GIVEN EXERCISE »
Quote all of the data exactly as given. Skip every picture it contains.
☆ ☆ ☆ ☆
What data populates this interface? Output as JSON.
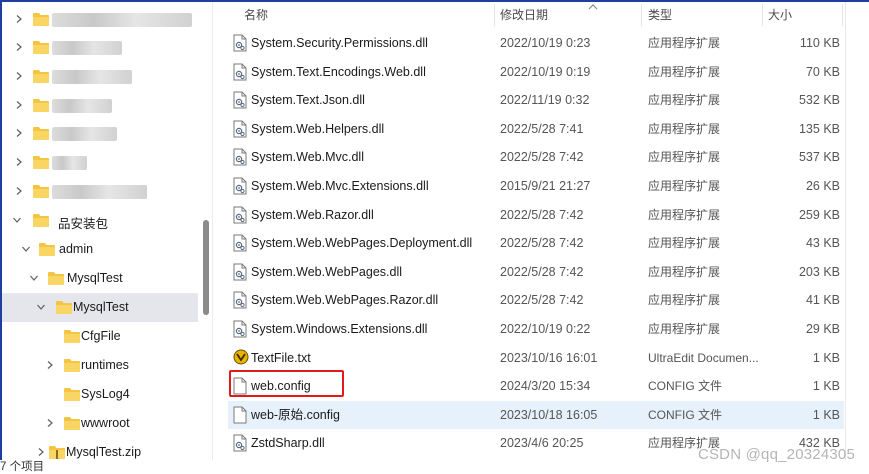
{
  "sidebar": {
    "items": [
      {
        "label": "",
        "blurred": true,
        "blur_w": 140
      },
      {
        "label": "",
        "blurred": true,
        "blur_w": 70
      },
      {
        "label": "",
        "blurred": true,
        "blur_w": 80
      },
      {
        "label": "",
        "blurred": true,
        "blur_w": 60
      },
      {
        "label": "",
        "blurred": true,
        "blur_w": 65
      },
      {
        "label": "",
        "blurred": true,
        "blur_w": 35
      },
      {
        "label": "",
        "blurred": true,
        "blur_w": 95
      },
      {
        "label": "品安装包"
      },
      {
        "label": "admin"
      },
      {
        "label": "MysqlTest"
      },
      {
        "label": "MysqlTest"
      },
      {
        "label": "CfgFile"
      },
      {
        "label": "runtimes"
      },
      {
        "label": "SysLog4"
      },
      {
        "label": "wwwroot"
      },
      {
        "label": "MysqlTest.zip"
      }
    ]
  },
  "columns": {
    "name": "名称",
    "date": "修改日期",
    "type": "类型",
    "size": "大小"
  },
  "files": [
    {
      "name": "System.Security.Permissions.dll",
      "date": "2022/10/19 0:23",
      "type": "应用程序扩展",
      "size": "110 KB",
      "icon": "dll-file-icon"
    },
    {
      "name": "System.Text.Encodings.Web.dll",
      "date": "2022/10/19 0:19",
      "type": "应用程序扩展",
      "size": "70 KB",
      "icon": "dll-file-icon"
    },
    {
      "name": "System.Text.Json.dll",
      "date": "2022/11/19 0:32",
      "type": "应用程序扩展",
      "size": "532 KB",
      "icon": "dll-file-icon"
    },
    {
      "name": "System.Web.Helpers.dll",
      "date": "2022/5/28 7:41",
      "type": "应用程序扩展",
      "size": "135 KB",
      "icon": "dll-file-icon"
    },
    {
      "name": "System.Web.Mvc.dll",
      "date": "2022/5/28 7:42",
      "type": "应用程序扩展",
      "size": "537 KB",
      "icon": "dll-file-icon"
    },
    {
      "name": "System.Web.Mvc.Extensions.dll",
      "date": "2015/9/21 21:27",
      "type": "应用程序扩展",
      "size": "26 KB",
      "icon": "dll-file-icon"
    },
    {
      "name": "System.Web.Razor.dll",
      "date": "2022/5/28 7:42",
      "type": "应用程序扩展",
      "size": "259 KB",
      "icon": "dll-file-icon"
    },
    {
      "name": "System.Web.WebPages.Deployment.dll",
      "date": "2022/5/28 7:42",
      "type": "应用程序扩展",
      "size": "43 KB",
      "icon": "dll-file-icon"
    },
    {
      "name": "System.Web.WebPages.dll",
      "date": "2022/5/28 7:42",
      "type": "应用程序扩展",
      "size": "203 KB",
      "icon": "dll-file-icon"
    },
    {
      "name": "System.Web.WebPages.Razor.dll",
      "date": "2022/5/28 7:42",
      "type": "应用程序扩展",
      "size": "41 KB",
      "icon": "dll-file-icon"
    },
    {
      "name": "System.Windows.Extensions.dll",
      "date": "2022/10/19 0:22",
      "type": "应用程序扩展",
      "size": "29 KB",
      "icon": "dll-file-icon"
    },
    {
      "name": "TextFile.txt",
      "date": "2023/10/16 16:01",
      "type": "UltraEdit Documen...",
      "size": "1 KB",
      "icon": "ultraedit-file-icon"
    },
    {
      "name": "web.config",
      "date": "2024/3/20 15:34",
      "type": "CONFIG 文件",
      "size": "1 KB",
      "icon": "blank-file-icon"
    },
    {
      "name": "web-原始.config",
      "date": "2023/10/18 16:05",
      "type": "CONFIG 文件",
      "size": "1 KB",
      "icon": "blank-file-icon"
    },
    {
      "name": "ZstdSharp.dll",
      "date": "2023/4/6 20:25",
      "type": "应用程序扩展",
      "size": "432 KB",
      "icon": "dll-file-icon"
    }
  ],
  "status": {
    "item_count": "7 个项目"
  },
  "watermark": "CSDN @qq_20324305",
  "colors": {
    "folder": "#f4c542",
    "selected_tree": "#e4e6eb",
    "selected_row": "#e7f1fb",
    "highlight": "#e11b1b"
  }
}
☆ ☆ ☆ ☆
SOLUTION »
What data populates this interface? Output as JSON.
{
  "sidebar": {
    "items": [
      {
        "label": "",
        "blurred": true,
        "blur_w": 140
      },
      {
        "label": "",
        "blurred": true,
        "blur_w": 70
      },
      {
        "label": "",
        "blurred": true,
        "blur_w": 80
      },
      {
        "label": "",
        "blurred": true,
        "blur_w": 60
      },
      {
        "label": "",
        "blurred": true,
        "blur_w": 65
      },
      {
        "label": "",
        "blurred": true,
        "blur_w": 35
      },
      {
        "label": "",
        "blurred": true,
        "blur_w": 95
      },
      {
        "label": "品安装包"
      },
      {
        "label": "admin"
      },
      {
        "label": "MysqlTest"
      },
      {
        "label": "MysqlTest"
      },
      {
        "label": "CfgFile"
      },
      {
        "label": "runtimes"
      },
      {
        "label": "SysLog4"
      },
      {
        "label": "wwwroot"
      },
      {
        "label": "MysqlTest.zip"
      }
    ]
  },
  "columns": {
    "name": "名称",
    "date": "修改日期",
    "type": "类型",
    "size": "大小"
  },
  "files": [
    {
      "name": "System.Security.Permissions.dll",
      "date": "2022/10/19 0:23",
      "type": "应用程序扩展",
      "size": "110 KB",
      "icon": "dll-file-icon"
    },
    {
      "name": "System.Text.Encodings.Web.dll",
      "date": "2022/10/19 0:19",
      "type": "应用程序扩展",
      "size": "70 KB",
      "icon": "dll-file-icon"
    },
    {
      "name": "System.Text.Json.dll",
      "date": "2022/11/19 0:32",
      "type": "应用程序扩展",
      "size": "532 KB",
      "icon": "dll-file-icon"
    },
    {
      "name": "System.Web.Helpers.dll",
      "date": "2022/5/28 7:41",
      "type": "应用程序扩展",
      "size": "135 KB",
      "icon": "dll-file-icon"
    },
    {
      "name": "System.Web.Mvc.dll",
      "date": "2022/5/28 7:42",
      "type": "应用程序扩展",
      "size": "537 KB",
      "icon": "dll-file-icon"
    },
    {
      "name": "System.Web.Mvc.Extensions.dll",
      "date": "2015/9/21 21:27",
      "type": "应用程序扩展",
      "size": "26 KB",
      "icon": "dll-file-icon"
    },
    {
      "name": "System.Web.Razor.dll",
      "date": "2022/5/28 7:42",
      "type": "应用程序扩展",
      "size": "259 KB",
      "icon": "dll-file-icon"
    },
    {
      "name": "System.Web.WebPages.Deployment.dll",
      "date": "2022/5/28 7:42",
      "type": "应用程序扩展",
      "size": "43 KB",
      "icon": "dll-file-icon"
    },
    {
      "name": "System.Web.WebPages.dll",
      "date": "2022/5/28 7:42",
      "type": "应用程序扩展",
      "size": "203 KB",
      "icon": "dll-file-icon"
    },
    {
      "name": "System.Web.WebPages.Razor.dll",
      "date": "2022/5/28 7:42",
      "type": "应用程序扩展",
      "size": "41 KB",
      "icon": "dll-file-icon"
    },
    {
      "name": "System.Windows.Extensions.dll",
      "date": "2022/10/19 0:22",
      "type": "应用程序扩展",
      "size": "29 KB",
      "icon": "dll-file-icon"
    },
    {
      "name": "TextFile.txt",
      "date": "2023/10/16 16:01",
      "type": "UltraEdit Documen...",
      "size": "1 KB",
      "icon": "ultraedit-file-icon"
    },
    {
      "name": "web.config",
      "date": "2024/3/20 15:34",
      "type": "CONFIG 文件",
      "size": "1 KB",
      "icon": "blank-file-icon"
    },
    {
      "name": "web-原始.config",
      "date": "2023/10/18 16:05",
      "type": "CONFIG 文件",
      "size": "1 KB",
      "icon": "blank-file-icon"
    },
    {
      "name": "ZstdSharp.dll",
      "date": "2023/4/6 20:25",
      "type": "应用程序扩展",
      "size": "432 KB",
      "icon": "dll-file-icon"
    }
  ],
  "status": {
    "item_count": "7 个项目"
  },
  "watermark": "CSDN @qq_20324305",
  "colors": {
    "folder": "#f4c542",
    "selected_tree": "#e4e6eb",
    "selected_row": "#e7f1fb",
    "highlight": "#e11b1b"
  }
}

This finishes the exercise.